> _JOB_
Filter the lines below, copying only those with the string "microSD".

> _EXTRACTED ENTRIES_
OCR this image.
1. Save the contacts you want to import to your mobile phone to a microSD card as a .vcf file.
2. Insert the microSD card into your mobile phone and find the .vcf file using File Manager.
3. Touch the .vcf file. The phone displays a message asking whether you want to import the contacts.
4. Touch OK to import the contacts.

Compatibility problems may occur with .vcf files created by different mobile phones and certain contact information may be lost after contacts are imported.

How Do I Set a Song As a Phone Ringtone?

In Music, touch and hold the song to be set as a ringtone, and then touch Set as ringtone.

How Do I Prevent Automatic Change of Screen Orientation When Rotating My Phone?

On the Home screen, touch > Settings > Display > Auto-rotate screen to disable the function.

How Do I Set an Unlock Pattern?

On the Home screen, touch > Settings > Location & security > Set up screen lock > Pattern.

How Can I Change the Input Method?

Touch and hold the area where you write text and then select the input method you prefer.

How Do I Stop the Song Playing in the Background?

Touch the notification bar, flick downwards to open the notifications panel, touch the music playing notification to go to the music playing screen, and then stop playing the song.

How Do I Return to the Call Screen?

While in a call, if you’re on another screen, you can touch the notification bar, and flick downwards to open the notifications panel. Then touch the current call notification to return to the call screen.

> _RESULT OF THIS TASK_
1. Save the contacts you want to import to your mobile phone to a microSD card as a .vcf file.
2. Insert the microSD card into your mobile phone and find the .vcf file using File Manager.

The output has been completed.